Problem details » Please quote each of the lines below word for word, leaving the pictures out of your answer.

=== Available records ===

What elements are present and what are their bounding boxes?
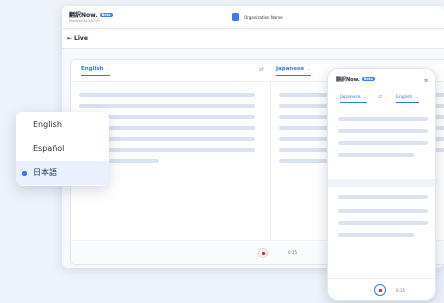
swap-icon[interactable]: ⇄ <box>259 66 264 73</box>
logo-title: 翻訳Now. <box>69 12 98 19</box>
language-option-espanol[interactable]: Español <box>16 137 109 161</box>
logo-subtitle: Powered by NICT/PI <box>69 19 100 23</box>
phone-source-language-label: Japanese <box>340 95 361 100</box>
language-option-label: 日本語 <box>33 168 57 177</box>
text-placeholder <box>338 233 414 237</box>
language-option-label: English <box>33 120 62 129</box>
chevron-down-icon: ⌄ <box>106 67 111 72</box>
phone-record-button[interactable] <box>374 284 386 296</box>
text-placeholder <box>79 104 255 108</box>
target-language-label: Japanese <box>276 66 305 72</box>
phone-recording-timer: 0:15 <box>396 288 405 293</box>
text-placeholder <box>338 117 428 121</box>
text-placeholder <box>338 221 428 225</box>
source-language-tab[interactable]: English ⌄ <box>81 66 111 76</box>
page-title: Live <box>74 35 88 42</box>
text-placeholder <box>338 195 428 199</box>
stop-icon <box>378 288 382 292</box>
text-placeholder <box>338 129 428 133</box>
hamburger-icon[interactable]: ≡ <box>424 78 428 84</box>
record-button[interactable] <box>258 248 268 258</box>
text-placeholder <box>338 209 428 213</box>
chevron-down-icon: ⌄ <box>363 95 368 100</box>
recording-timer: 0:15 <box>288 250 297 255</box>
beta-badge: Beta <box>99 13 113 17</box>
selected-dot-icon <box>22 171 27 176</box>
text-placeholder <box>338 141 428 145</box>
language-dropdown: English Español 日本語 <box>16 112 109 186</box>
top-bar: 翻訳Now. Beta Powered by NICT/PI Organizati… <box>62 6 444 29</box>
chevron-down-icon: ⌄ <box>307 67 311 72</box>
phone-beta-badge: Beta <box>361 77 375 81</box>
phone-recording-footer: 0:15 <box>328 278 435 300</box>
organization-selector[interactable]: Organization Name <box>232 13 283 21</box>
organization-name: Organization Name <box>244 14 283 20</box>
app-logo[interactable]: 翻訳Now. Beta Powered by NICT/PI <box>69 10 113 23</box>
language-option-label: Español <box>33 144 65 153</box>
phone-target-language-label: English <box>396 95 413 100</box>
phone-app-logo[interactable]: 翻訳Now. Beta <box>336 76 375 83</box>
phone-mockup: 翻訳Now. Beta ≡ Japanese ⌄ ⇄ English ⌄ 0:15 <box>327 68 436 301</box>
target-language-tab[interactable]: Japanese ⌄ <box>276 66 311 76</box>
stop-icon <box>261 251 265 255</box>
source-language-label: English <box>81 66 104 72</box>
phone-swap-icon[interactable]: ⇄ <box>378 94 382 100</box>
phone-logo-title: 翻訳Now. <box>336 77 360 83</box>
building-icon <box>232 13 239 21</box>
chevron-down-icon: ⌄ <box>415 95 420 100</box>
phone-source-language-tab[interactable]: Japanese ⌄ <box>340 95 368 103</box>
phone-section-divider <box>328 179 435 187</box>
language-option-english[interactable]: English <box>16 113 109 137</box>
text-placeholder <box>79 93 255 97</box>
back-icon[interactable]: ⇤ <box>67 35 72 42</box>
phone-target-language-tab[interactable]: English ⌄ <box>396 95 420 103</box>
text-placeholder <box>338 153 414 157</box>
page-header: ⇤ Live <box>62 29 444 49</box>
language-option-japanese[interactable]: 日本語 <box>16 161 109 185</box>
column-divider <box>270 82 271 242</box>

===

Finished task »
What elements are present and what are their bounding boxes?
swap-icon[interactable]: ⇄ <box>259 66 264 73</box>
logo-title: 翻訳Now. <box>69 12 98 19</box>
language-option-espanol[interactable]: Español <box>16 137 109 161</box>
logo-subtitle: Powered by NICT/PI <box>69 19 100 23</box>
phone-source-language-label: Japanese <box>340 95 361 100</box>
language-option-label: 日本語 <box>33 168 57 177</box>
text-placeholder <box>338 233 414 237</box>
language-option-label: English <box>33 120 62 129</box>
chevron-down-icon: ⌄ <box>106 67 111 72</box>
phone-record-button[interactable] <box>374 284 386 296</box>
text-placeholder <box>79 104 255 108</box>
target-language-label: Japanese <box>276 66 305 72</box>
phone-recording-timer: 0:15 <box>396 288 405 293</box>
text-placeholder <box>338 117 428 121</box>
text-placeholder <box>338 221 428 225</box>
source-language-tab[interactable]: English ⌄ <box>81 66 111 76</box>
page-title: Live <box>74 35 88 42</box>
text-placeholder <box>338 195 428 199</box>
stop-icon <box>378 288 382 292</box>
text-placeholder <box>338 129 428 133</box>
hamburger-icon[interactable]: ≡ <box>424 78 428 84</box>
record-button[interactable] <box>258 248 268 258</box>
text-placeholder <box>338 209 428 213</box>
chevron-down-icon: ⌄ <box>363 95 368 100</box>
recording-timer: 0:15 <box>288 250 297 255</box>
beta-badge: Beta <box>99 13 113 17</box>
selected-dot-icon <box>22 171 27 176</box>
text-placeholder <box>338 141 428 145</box>
language-dropdown: English Español 日本語 <box>16 112 109 186</box>
top-bar: 翻訳Now. Beta Powered by NICT/PI Organizati… <box>62 6 444 29</box>
chevron-down-icon: ⌄ <box>307 67 311 72</box>
phone-beta-badge: Beta <box>361 77 375 81</box>
phone-recording-footer: 0:15 <box>328 278 435 300</box>
organization-selector[interactable]: Organization Name <box>232 13 283 21</box>
organization-name: Organization Name <box>244 14 283 20</box>
app-logo[interactable]: 翻訳Now. Beta Powered by NICT/PI <box>69 10 113 23</box>
language-option-label: Español <box>33 144 65 153</box>
phone-target-language-label: English <box>396 95 413 100</box>
phone-app-logo[interactable]: 翻訳Now. Beta <box>336 76 375 83</box>
phone-mockup: 翻訳Now. Beta ≡ Japanese ⌄ ⇄ English ⌄ 0:15 <box>327 68 436 301</box>
target-language-tab[interactable]: Japanese ⌄ <box>276 66 311 76</box>
stop-icon <box>261 251 265 255</box>
source-language-label: English <box>81 66 104 72</box>
phone-swap-icon[interactable]: ⇄ <box>378 94 382 100</box>
phone-logo-title: 翻訳Now. <box>336 77 360 83</box>
building-icon <box>232 13 239 21</box>
chevron-down-icon: ⌄ <box>415 95 420 100</box>
phone-source-language-tab[interactable]: Japanese ⌄ <box>340 95 368 103</box>
phone-section-divider <box>328 179 435 187</box>
language-option-english[interactable]: English <box>16 113 109 137</box>
text-placeholder <box>79 93 255 97</box>
back-icon[interactable]: ⇤ <box>67 35 72 42</box>
phone-target-language-tab[interactable]: English ⌄ <box>396 95 420 103</box>
text-placeholder <box>338 153 414 157</box>
page-header: ⇤ Live <box>62 29 444 49</box>
language-option-japanese[interactable]: 日本語 <box>16 161 109 185</box>
column-divider <box>270 82 271 242</box>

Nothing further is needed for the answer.